**Instructions to follow**
Repeat the listing exactly as given, omitting every image.

**Data to use**

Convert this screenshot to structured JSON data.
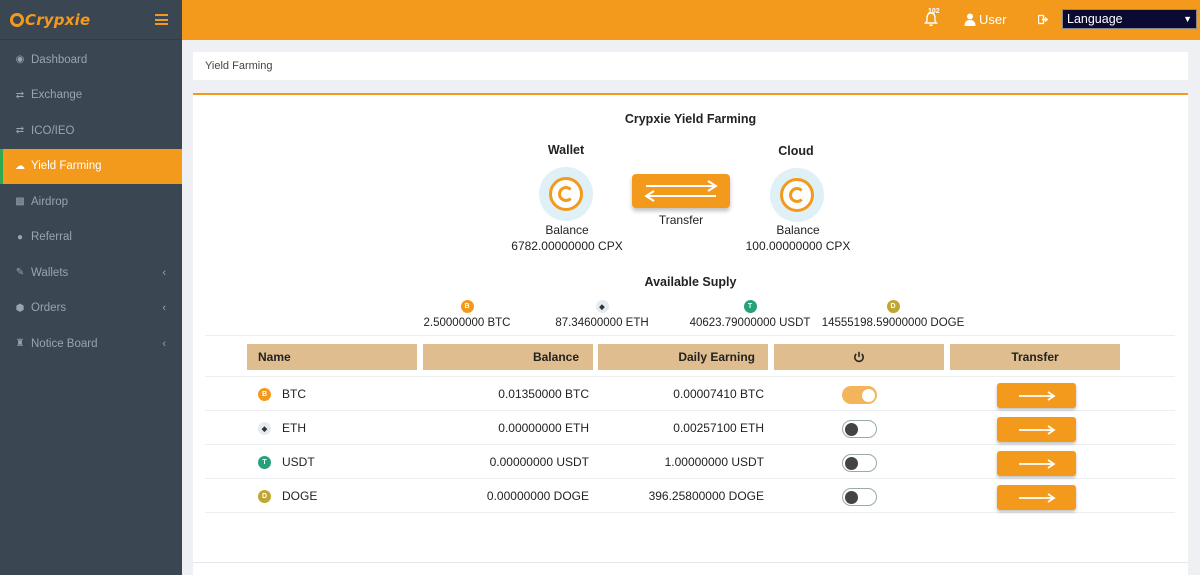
{
  "app": {
    "logo_text": "Crypxie"
  },
  "sidebar": {
    "items": [
      {
        "label": "Dashboard",
        "icon": "dashboard-icon"
      },
      {
        "label": "Exchange",
        "icon": "exchange-icon"
      },
      {
        "label": "ICO/IEO",
        "icon": "exchange-icon"
      },
      {
        "label": "Yield Farming",
        "icon": "cloud-icon",
        "active": true
      },
      {
        "label": "Airdrop",
        "icon": "gift-icon"
      },
      {
        "label": "Referral",
        "icon": "users-icon"
      },
      {
        "label": "Wallets",
        "icon": "pen-icon",
        "has_submenu": true
      },
      {
        "label": "Orders",
        "icon": "cube-icon",
        "has_submenu": true
      },
      {
        "label": "Notice Board",
        "icon": "bank-icon",
        "has_submenu": true
      }
    ]
  },
  "topbar": {
    "notification_count": "102",
    "user_label": "User",
    "language_label": "Language"
  },
  "breadcrumb": "Yield Farming",
  "farming": {
    "title": "Crypxie Yield Farming",
    "wallet_title": "Wallet",
    "cloud_title": "Cloud",
    "wallet_balance_label": "Balance",
    "wallet_balance_value": "6782.00000000 CPX",
    "cloud_balance_label": "Balance",
    "cloud_balance_value": "100.00000000 CPX",
    "transfer_label": "Transfer"
  },
  "supply": {
    "title": "Available Suply",
    "items": [
      {
        "coin": "BTC",
        "value": "2.50000000 BTC",
        "color": "#f39a1d"
      },
      {
        "coin": "ETH",
        "value": "87.34600000 ETH",
        "color": "#555555"
      },
      {
        "coin": "USDT",
        "value": "40623.79000000 USDT",
        "color": "#26a17b"
      },
      {
        "coin": "DOGE",
        "value": "14555198.59000000 DOGE",
        "color": "#c2a633"
      }
    ]
  },
  "table": {
    "headers": {
      "name": "Name",
      "balance": "Balance",
      "earning": "Daily Earning",
      "transfer": "Transfer"
    },
    "rows": [
      {
        "name": "BTC",
        "balance": "0.01350000 BTC",
        "earning": "0.00007410 BTC",
        "enabled": true,
        "color": "#f39a1d"
      },
      {
        "name": "ETH",
        "balance": "0.00000000 ETH",
        "earning": "0.00257100 ETH",
        "enabled": false,
        "color": "#555555"
      },
      {
        "name": "USDT",
        "balance": "0.00000000 USDT",
        "earning": "1.00000000 USDT",
        "enabled": false,
        "color": "#26a17b"
      },
      {
        "name": "DOGE",
        "balance": "0.00000000 DOGE",
        "earning": "396.25800000 DOGE",
        "enabled": false,
        "color": "#c2a633"
      }
    ]
  },
  "colors": {
    "accent": "#f39a1d",
    "sidebar": "#3b4653",
    "header_cell": "#dfbd8e"
  }
}
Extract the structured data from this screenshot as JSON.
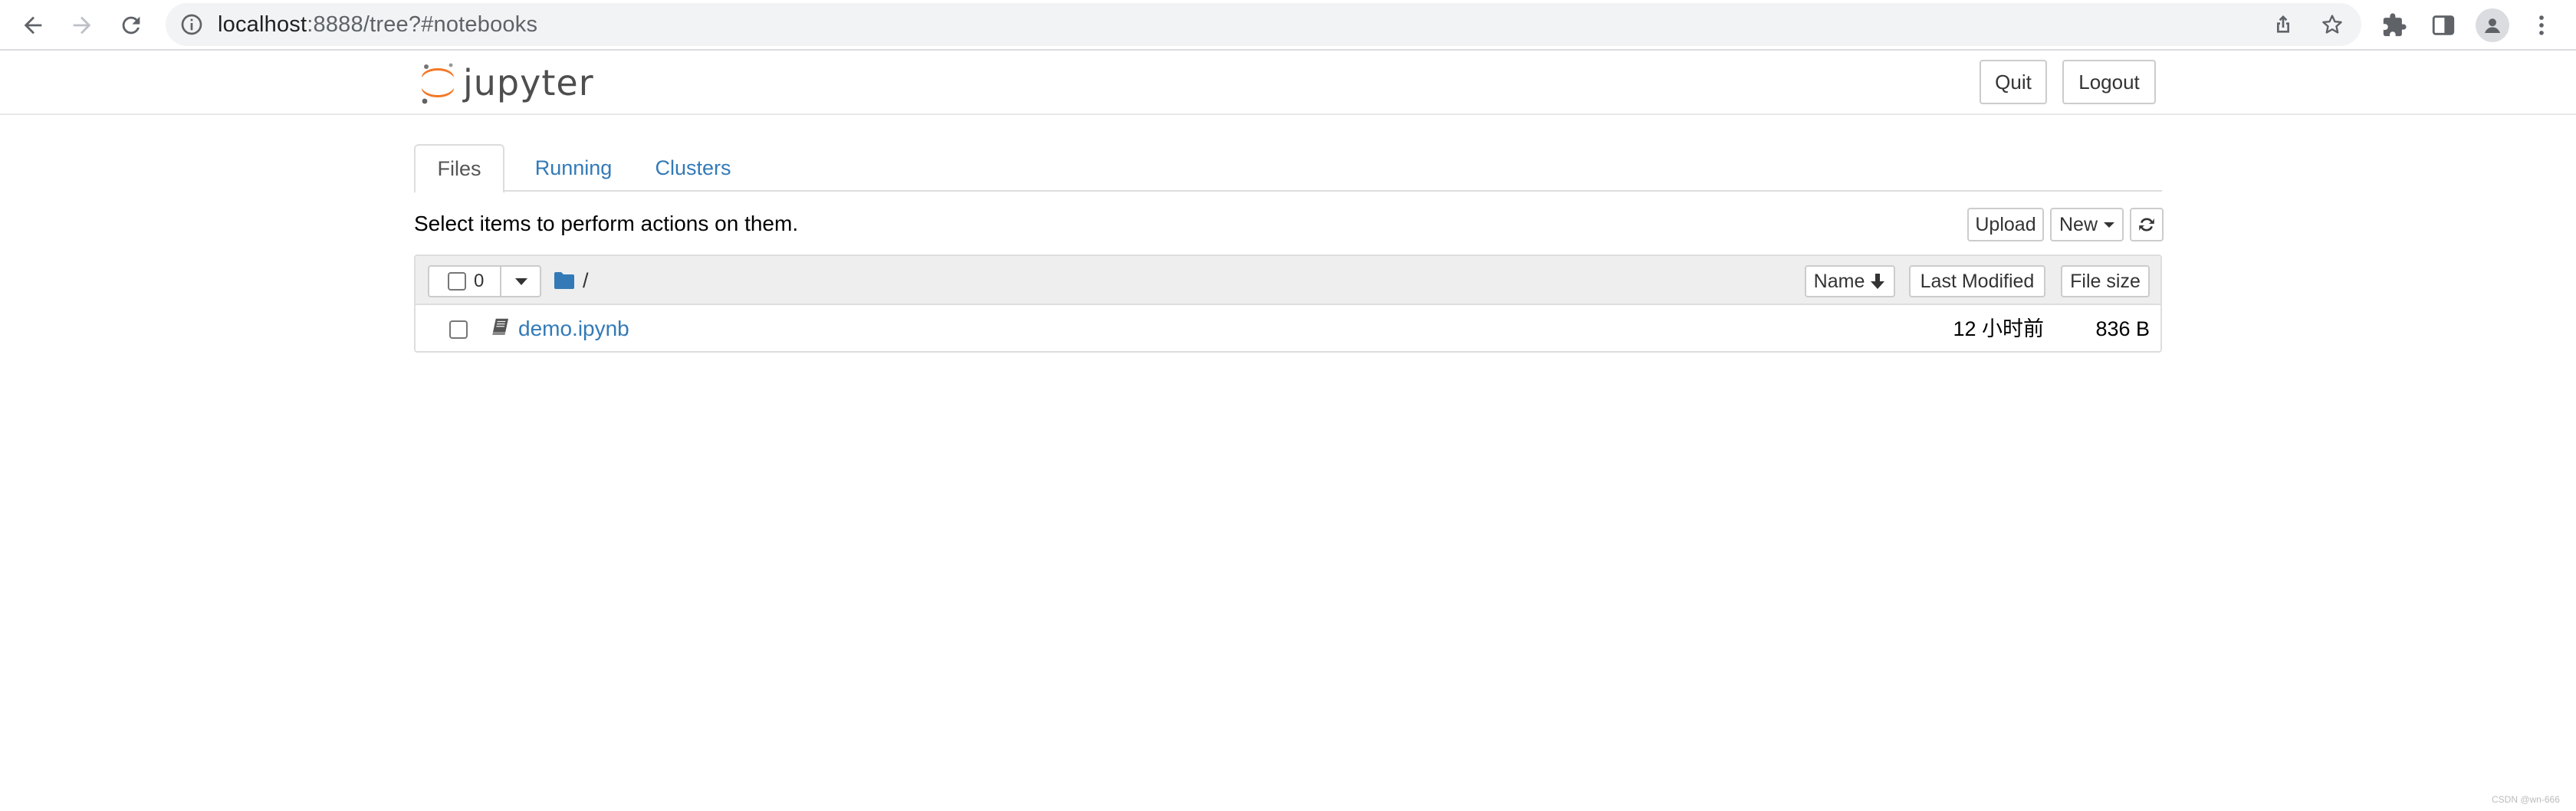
{
  "browser": {
    "url_host": "localhost",
    "url_path": ":8888/tree?#notebooks",
    "icons": {
      "back": "arrow-left-icon",
      "forward": "arrow-right-icon",
      "reload": "reload-icon",
      "site_info": "info-icon",
      "share": "share-icon",
      "bookmark": "star-icon",
      "extensions": "puzzle-icon",
      "side_panel": "side-panel-icon",
      "profile": "profile-icon",
      "menu": "kebab-menu-icon"
    }
  },
  "header": {
    "logo_text": "jupyter",
    "quit_label": "Quit",
    "logout_label": "Logout"
  },
  "tabs": [
    {
      "label": "Files",
      "active": true
    },
    {
      "label": "Running",
      "active": false
    },
    {
      "label": "Clusters",
      "active": false
    }
  ],
  "toolbar": {
    "hint": "Select items to perform actions on them.",
    "upload_label": "Upload",
    "new_label": "New",
    "refresh_icon": "refresh-icon"
  },
  "list_header": {
    "selected_count": "0",
    "breadcrumb": "/",
    "name_label": "Name",
    "last_modified_label": "Last Modified",
    "file_size_label": "File size"
  },
  "files": [
    {
      "name": "demo.ipynb",
      "modified": "12 小时前",
      "size": "836 B",
      "icon": "notebook-icon"
    }
  ],
  "watermark": "CSDN @wn-666",
  "colors": {
    "link": "#337ab7",
    "jupyter_orange": "#f37726",
    "header_bg": "#eeeeee",
    "border": "#dddddd"
  }
}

**Correct response**
Convert this screenshot to structured JSON data.
{
  "app": {
    "logo_text": "Crypxie"
  },
  "sidebar": {
    "items": [
      {
        "label": "Dashboard",
        "icon": "dashboard-icon"
      },
      {
        "label": "Exchange",
        "icon": "exchange-icon"
      },
      {
        "label": "ICO/IEO",
        "icon": "exchange-icon"
      },
      {
        "label": "Yield Farming",
        "icon": "cloud-icon",
        "active": true
      },
      {
        "label": "Airdrop",
        "icon": "gift-icon"
      },
      {
        "label": "Referral",
        "icon": "users-icon"
      },
      {
        "label": "Wallets",
        "icon": "pen-icon",
        "has_submenu": true
      },
      {
        "label": "Orders",
        "icon": "cube-icon",
        "has_submenu": true
      },
      {
        "label": "Notice Board",
        "icon": "bank-icon",
        "has_submenu": true
      }
    ]
  },
  "topbar": {
    "notification_count": "102",
    "user_label": "User",
    "language_label": "Language"
  },
  "breadcrumb": "Yield Farming",
  "farming": {
    "title": "Crypxie Yield Farming",
    "wallet_title": "Wallet",
    "cloud_title": "Cloud",
    "wallet_balance_label": "Balance",
    "wallet_balance_value": "6782.00000000 CPX",
    "cloud_balance_label": "Balance",
    "cloud_balance_value": "100.00000000 CPX",
    "transfer_label": "Transfer"
  },
  "supply": {
    "title": "Available Suply",
    "items": [
      {
        "coin": "BTC",
        "value": "2.50000000 BTC",
        "color": "#f39a1d"
      },
      {
        "coin": "ETH",
        "value": "87.34600000 ETH",
        "color": "#555555"
      },
      {
        "coin": "USDT",
        "value": "40623.79000000 USDT",
        "color": "#26a17b"
      },
      {
        "coin": "DOGE",
        "value": "14555198.59000000 DOGE",
        "color": "#c2a633"
      }
    ]
  },
  "table": {
    "headers": {
      "name": "Name",
      "balance": "Balance",
      "earning": "Daily Earning",
      "transfer": "Transfer"
    },
    "rows": [
      {
        "name": "BTC",
        "balance": "0.01350000 BTC",
        "earning": "0.00007410 BTC",
        "enabled": true,
        "color": "#f39a1d"
      },
      {
        "name": "ETH",
        "balance": "0.00000000 ETH",
        "earning": "0.00257100 ETH",
        "enabled": false,
        "color": "#555555"
      },
      {
        "name": "USDT",
        "balance": "0.00000000 USDT",
        "earning": "1.00000000 USDT",
        "enabled": false,
        "color": "#26a17b"
      },
      {
        "name": "DOGE",
        "balance": "0.00000000 DOGE",
        "earning": "396.25800000 DOGE",
        "enabled": false,
        "color": "#c2a633"
      }
    ]
  },
  "colors": {
    "accent": "#f39a1d",
    "sidebar": "#3b4653",
    "header_cell": "#dfbd8e"
  }
}
Extract the structured data from this screenshot as JSON.
{
  "browser": {
    "url_host": "localhost",
    "url_path": ":8888/tree?#notebooks",
    "icons": {
      "back": "arrow-left-icon",
      "forward": "arrow-right-icon",
      "reload": "reload-icon",
      "site_info": "info-icon",
      "share": "share-icon",
      "bookmark": "star-icon",
      "extensions": "puzzle-icon",
      "side_panel": "side-panel-icon",
      "profile": "profile-icon",
      "menu": "kebab-menu-icon"
    }
  },
  "header": {
    "logo_text": "jupyter",
    "quit_label": "Quit",
    "logout_label": "Logout"
  },
  "tabs": [
    {
      "label": "Files",
      "active": true
    },
    {
      "label": "Running",
      "active": false
    },
    {
      "label": "Clusters",
      "active": false
    }
  ],
  "toolbar": {
    "hint": "Select items to perform actions on them.",
    "upload_label": "Upload",
    "new_label": "New",
    "refresh_icon": "refresh-icon"
  },
  "list_header": {
    "selected_count": "0",
    "breadcrumb": "/",
    "name_label": "Name",
    "last_modified_label": "Last Modified",
    "file_size_label": "File size"
  },
  "files": [
    {
      "name": "demo.ipynb",
      "modified": "12 小时前",
      "size": "836 B",
      "icon": "notebook-icon"
    }
  ],
  "watermark": "CSDN @wn-666",
  "colors": {
    "link": "#337ab7",
    "jupyter_orange": "#f37726",
    "header_bg": "#eeeeee",
    "border": "#dddddd"
  }
}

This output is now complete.